◆ Goal of the exercise ◆
Print the data that follows exactly.

◆ Record excerpts ◆
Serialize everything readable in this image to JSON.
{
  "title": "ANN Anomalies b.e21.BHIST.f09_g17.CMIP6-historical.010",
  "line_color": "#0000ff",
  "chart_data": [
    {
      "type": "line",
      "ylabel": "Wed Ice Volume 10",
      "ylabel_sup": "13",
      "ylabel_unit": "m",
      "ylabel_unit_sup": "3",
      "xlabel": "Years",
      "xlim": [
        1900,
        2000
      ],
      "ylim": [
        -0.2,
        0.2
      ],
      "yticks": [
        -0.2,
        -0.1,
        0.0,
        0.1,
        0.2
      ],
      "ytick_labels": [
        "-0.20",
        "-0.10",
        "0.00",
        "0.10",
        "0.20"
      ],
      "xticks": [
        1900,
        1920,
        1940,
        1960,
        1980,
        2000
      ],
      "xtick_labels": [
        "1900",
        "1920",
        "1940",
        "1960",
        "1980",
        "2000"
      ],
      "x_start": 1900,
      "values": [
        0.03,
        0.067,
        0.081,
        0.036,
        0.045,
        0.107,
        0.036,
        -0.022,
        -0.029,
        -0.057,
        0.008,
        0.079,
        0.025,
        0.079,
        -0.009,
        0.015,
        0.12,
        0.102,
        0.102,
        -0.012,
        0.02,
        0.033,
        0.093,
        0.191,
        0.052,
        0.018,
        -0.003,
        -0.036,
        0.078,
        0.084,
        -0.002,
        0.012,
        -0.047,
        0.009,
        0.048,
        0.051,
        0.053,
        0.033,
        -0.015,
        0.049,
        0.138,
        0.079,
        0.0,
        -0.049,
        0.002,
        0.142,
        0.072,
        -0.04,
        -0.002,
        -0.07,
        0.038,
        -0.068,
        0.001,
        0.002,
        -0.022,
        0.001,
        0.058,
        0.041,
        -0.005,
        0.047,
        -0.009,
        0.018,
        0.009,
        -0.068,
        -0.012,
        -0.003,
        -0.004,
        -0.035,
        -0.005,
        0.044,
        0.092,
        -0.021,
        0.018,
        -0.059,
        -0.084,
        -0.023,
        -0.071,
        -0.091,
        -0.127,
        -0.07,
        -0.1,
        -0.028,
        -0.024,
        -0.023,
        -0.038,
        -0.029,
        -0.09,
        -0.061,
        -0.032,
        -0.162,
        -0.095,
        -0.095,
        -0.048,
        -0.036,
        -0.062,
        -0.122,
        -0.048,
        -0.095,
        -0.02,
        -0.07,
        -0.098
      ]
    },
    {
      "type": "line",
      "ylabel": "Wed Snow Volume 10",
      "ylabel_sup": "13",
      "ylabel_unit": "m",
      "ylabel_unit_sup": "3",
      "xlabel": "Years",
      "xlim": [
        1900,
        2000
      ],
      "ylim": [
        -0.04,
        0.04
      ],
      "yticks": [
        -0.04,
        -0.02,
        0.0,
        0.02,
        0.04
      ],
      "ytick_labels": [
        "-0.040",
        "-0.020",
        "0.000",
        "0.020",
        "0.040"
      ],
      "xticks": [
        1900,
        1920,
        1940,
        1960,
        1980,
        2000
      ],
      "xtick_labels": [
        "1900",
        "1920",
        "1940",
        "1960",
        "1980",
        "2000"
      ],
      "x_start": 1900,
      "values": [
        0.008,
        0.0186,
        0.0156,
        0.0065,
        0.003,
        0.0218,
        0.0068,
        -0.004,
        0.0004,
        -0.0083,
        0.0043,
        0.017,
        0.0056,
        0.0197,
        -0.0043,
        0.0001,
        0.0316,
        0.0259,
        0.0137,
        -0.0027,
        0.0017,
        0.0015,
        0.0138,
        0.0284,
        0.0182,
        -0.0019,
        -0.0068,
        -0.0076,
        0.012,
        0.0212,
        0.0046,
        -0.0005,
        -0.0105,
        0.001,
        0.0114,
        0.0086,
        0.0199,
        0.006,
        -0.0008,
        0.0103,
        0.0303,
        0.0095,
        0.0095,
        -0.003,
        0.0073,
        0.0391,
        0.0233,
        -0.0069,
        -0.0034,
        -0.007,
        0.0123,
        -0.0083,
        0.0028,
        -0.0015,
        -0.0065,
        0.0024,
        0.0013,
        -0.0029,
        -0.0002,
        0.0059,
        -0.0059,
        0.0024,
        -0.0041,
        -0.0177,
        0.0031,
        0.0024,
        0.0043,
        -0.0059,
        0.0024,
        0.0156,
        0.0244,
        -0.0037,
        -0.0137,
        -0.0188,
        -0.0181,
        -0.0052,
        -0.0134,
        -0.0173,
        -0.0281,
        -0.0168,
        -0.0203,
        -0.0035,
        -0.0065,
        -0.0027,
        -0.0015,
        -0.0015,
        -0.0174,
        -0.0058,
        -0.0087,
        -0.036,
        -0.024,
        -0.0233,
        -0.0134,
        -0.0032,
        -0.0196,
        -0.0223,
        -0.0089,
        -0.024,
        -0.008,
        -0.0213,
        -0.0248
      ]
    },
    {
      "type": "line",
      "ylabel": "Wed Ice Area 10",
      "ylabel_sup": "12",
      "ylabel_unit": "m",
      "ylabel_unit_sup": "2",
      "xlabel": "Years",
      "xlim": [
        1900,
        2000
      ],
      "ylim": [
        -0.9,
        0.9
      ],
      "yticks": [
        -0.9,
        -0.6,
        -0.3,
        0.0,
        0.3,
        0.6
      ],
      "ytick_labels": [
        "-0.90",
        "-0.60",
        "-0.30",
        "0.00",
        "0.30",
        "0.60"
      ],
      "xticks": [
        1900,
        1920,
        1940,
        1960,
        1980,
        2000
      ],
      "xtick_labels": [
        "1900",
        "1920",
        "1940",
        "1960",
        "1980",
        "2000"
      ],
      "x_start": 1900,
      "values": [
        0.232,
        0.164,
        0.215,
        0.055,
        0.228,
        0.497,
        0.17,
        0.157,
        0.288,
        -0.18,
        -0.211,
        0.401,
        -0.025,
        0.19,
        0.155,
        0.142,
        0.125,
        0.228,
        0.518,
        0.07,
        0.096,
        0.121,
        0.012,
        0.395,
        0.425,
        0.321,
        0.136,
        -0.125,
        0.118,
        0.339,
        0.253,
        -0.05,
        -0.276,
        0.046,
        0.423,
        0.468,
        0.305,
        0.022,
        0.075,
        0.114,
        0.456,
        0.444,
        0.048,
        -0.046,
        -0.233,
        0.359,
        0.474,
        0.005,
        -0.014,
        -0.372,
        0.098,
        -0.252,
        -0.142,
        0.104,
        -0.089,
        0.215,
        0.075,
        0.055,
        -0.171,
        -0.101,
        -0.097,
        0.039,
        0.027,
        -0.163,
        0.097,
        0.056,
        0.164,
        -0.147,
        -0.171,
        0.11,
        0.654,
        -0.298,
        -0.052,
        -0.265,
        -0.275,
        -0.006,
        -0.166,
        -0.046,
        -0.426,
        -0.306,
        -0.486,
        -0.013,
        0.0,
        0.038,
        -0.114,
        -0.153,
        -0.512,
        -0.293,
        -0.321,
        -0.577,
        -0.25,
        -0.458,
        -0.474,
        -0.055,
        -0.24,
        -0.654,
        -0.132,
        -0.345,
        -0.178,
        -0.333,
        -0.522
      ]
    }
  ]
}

◆ Correct result ◆
Serialize everything readable in this image to JSON.
{
  "title": "ANN Anomalies b.e21.BHIST.f09_g17.CMIP6-historical.010",
  "line_color": "#0000ff",
  "chart_data": [
    {
      "type": "line",
      "ylabel": "Wed Ice Volume 10",
      "ylabel_sup": "13",
      "ylabel_unit": "m",
      "ylabel_unit_sup": "3",
      "xlabel": "Years",
      "xlim": [
        1900,
        2000
      ],
      "ylim": [
        -0.2,
        0.2
      ],
      "yticks": [
        -0.2,
        -0.1,
        0.0,
        0.1,
        0.2
      ],
      "ytick_labels": [
        "-0.20",
        "-0.10",
        "0.00",
        "0.10",
        "0.20"
      ],
      "xticks": [
        1900,
        1920,
        1940,
        1960,
        1980,
        2000
      ],
      "xtick_labels": [
        "1900",
        "1920",
        "1940",
        "1960",
        "1980",
        "2000"
      ],
      "x_start": 1900,
      "values": [
        0.03,
        0.067,
        0.081,
        0.036,
        0.045,
        0.107,
        0.036,
        -0.022,
        -0.029,
        -0.057,
        0.008,
        0.079,
        0.025,
        0.079,
        -0.009,
        0.015,
        0.12,
        0.102,
        0.102,
        -0.012,
        0.02,
        0.033,
        0.093,
        0.191,
        0.052,
        0.018,
        -0.003,
        -0.036,
        0.078,
        0.084,
        -0.002,
        0.012,
        -0.047,
        0.009,
        0.048,
        0.051,
        0.053,
        0.033,
        -0.015,
        0.049,
        0.138,
        0.079,
        0.0,
        -0.049,
        0.002,
        0.142,
        0.072,
        -0.04,
        -0.002,
        -0.07,
        0.038,
        -0.068,
        0.001,
        0.002,
        -0.022,
        0.001,
        0.058,
        0.041,
        -0.005,
        0.047,
        -0.009,
        0.018,
        0.009,
        -0.068,
        -0.012,
        -0.003,
        -0.004,
        -0.035,
        -0.005,
        0.044,
        0.092,
        -0.021,
        0.018,
        -0.059,
        -0.084,
        -0.023,
        -0.071,
        -0.091,
        -0.127,
        -0.07,
        -0.1,
        -0.028,
        -0.024,
        -0.023,
        -0.038,
        -0.029,
        -0.09,
        -0.061,
        -0.032,
        -0.162,
        -0.095,
        -0.095,
        -0.048,
        -0.036,
        -0.062,
        -0.122,
        -0.048,
        -0.095,
        -0.02,
        -0.07,
        -0.098
      ]
    },
    {
      "type": "line",
      "ylabel": "Wed Snow Volume 10",
      "ylabel_sup": "13",
      "ylabel_unit": "m",
      "ylabel_unit_sup": "3",
      "xlabel": "Years",
      "xlim": [
        1900,
        2000
      ],
      "ylim": [
        -0.04,
        0.04
      ],
      "yticks": [
        -0.04,
        -0.02,
        0.0,
        0.02,
        0.04
      ],
      "ytick_labels": [
        "-0.040",
        "-0.020",
        "0.000",
        "0.020",
        "0.040"
      ],
      "xticks": [
        1900,
        1920,
        1940,
        1960,
        1980,
        2000
      ],
      "xtick_labels": [
        "1900",
        "1920",
        "1940",
        "1960",
        "1980",
        "2000"
      ],
      "x_start": 1900,
      "values": [
        0.008,
        0.0186,
        0.0156,
        0.0065,
        0.003,
        0.0218,
        0.0068,
        -0.004,
        0.0004,
        -0.0083,
        0.0043,
        0.017,
        0.0056,
        0.0197,
        -0.0043,
        0.0001,
        0.0316,
        0.0259,
        0.0137,
        -0.0027,
        0.0017,
        0.0015,
        0.0138,
        0.0284,
        0.0182,
        -0.0019,
        -0.0068,
        -0.0076,
        0.012,
        0.0212,
        0.0046,
        -0.0005,
        -0.0105,
        0.001,
        0.0114,
        0.0086,
        0.0199,
        0.006,
        -0.0008,
        0.0103,
        0.0303,
        0.0095,
        0.0095,
        -0.003,
        0.0073,
        0.0391,
        0.0233,
        -0.0069,
        -0.0034,
        -0.007,
        0.0123,
        -0.0083,
        0.0028,
        -0.0015,
        -0.0065,
        0.0024,
        0.0013,
        -0.0029,
        -0.0002,
        0.0059,
        -0.0059,
        0.0024,
        -0.0041,
        -0.0177,
        0.0031,
        0.0024,
        0.0043,
        -0.0059,
        0.0024,
        0.0156,
        0.0244,
        -0.0037,
        -0.0137,
        -0.0188,
        -0.0181,
        -0.0052,
        -0.0134,
        -0.0173,
        -0.0281,
        -0.0168,
        -0.0203,
        -0.0035,
        -0.0065,
        -0.0027,
        -0.0015,
        -0.0015,
        -0.0174,
        -0.0058,
        -0.0087,
        -0.036,
        -0.024,
        -0.0233,
        -0.0134,
        -0.0032,
        -0.0196,
        -0.0223,
        -0.0089,
        -0.024,
        -0.008,
        -0.0213,
        -0.0248
      ]
    },
    {
      "type": "line",
      "ylabel": "Wed Ice Area 10",
      "ylabel_sup": "12",
      "ylabel_unit": "m",
      "ylabel_unit_sup": "2",
      "xlabel": "Years",
      "xlim": [
        1900,
        2000
      ],
      "ylim": [
        -0.9,
        0.9
      ],
      "yticks": [
        -0.9,
        -0.6,
        -0.3,
        0.0,
        0.3,
        0.6
      ],
      "ytick_labels": [
        "-0.90",
        "-0.60",
        "-0.30",
        "0.00",
        "0.30",
        "0.60"
      ],
      "xticks": [
        1900,
        1920,
        1940,
        1960,
        1980,
        2000
      ],
      "xtick_labels": [
        "1900",
        "1920",
        "1940",
        "1960",
        "1980",
        "2000"
      ],
      "x_start": 1900,
      "values": [
        0.232,
        0.164,
        0.215,
        0.055,
        0.228,
        0.497,
        0.17,
        0.157,
        0.288,
        -0.18,
        -0.211,
        0.401,
        -0.025,
        0.19,
        0.155,
        0.142,
        0.125,
        0.228,
        0.518,
        0.07,
        0.096,
        0.121,
        0.012,
        0.395,
        0.425,
        0.321,
        0.136,
        -0.125,
        0.118,
        0.339,
        0.253,
        -0.05,
        -0.276,
        0.046,
        0.423,
        0.468,
        0.305,
        0.022,
        0.075,
        0.114,
        0.456,
        0.444,
        0.048,
        -0.046,
        -0.233,
        0.359,
        0.474,
        0.005,
        -0.014,
        -0.372,
        0.098,
        -0.252,
        -0.142,
        0.104,
        -0.089,
        0.215,
        0.075,
        0.055,
        -0.171,
        -0.101,
        -0.097,
        0.039,
        0.027,
        -0.163,
        0.097,
        0.056,
        0.164,
        -0.147,
        -0.171,
        0.11,
        0.654,
        -0.298,
        -0.052,
        -0.265,
        -0.275,
        -0.006,
        -0.166,
        -0.046,
        -0.426,
        -0.306,
        -0.486,
        -0.013,
        0.0,
        0.038,
        -0.114,
        -0.153,
        -0.512,
        -0.293,
        -0.321,
        -0.577,
        -0.25,
        -0.458,
        -0.474,
        -0.055,
        -0.24,
        -0.654,
        -0.132,
        -0.345,
        -0.178,
        -0.333,
        -0.522
      ]
    }
  ]
}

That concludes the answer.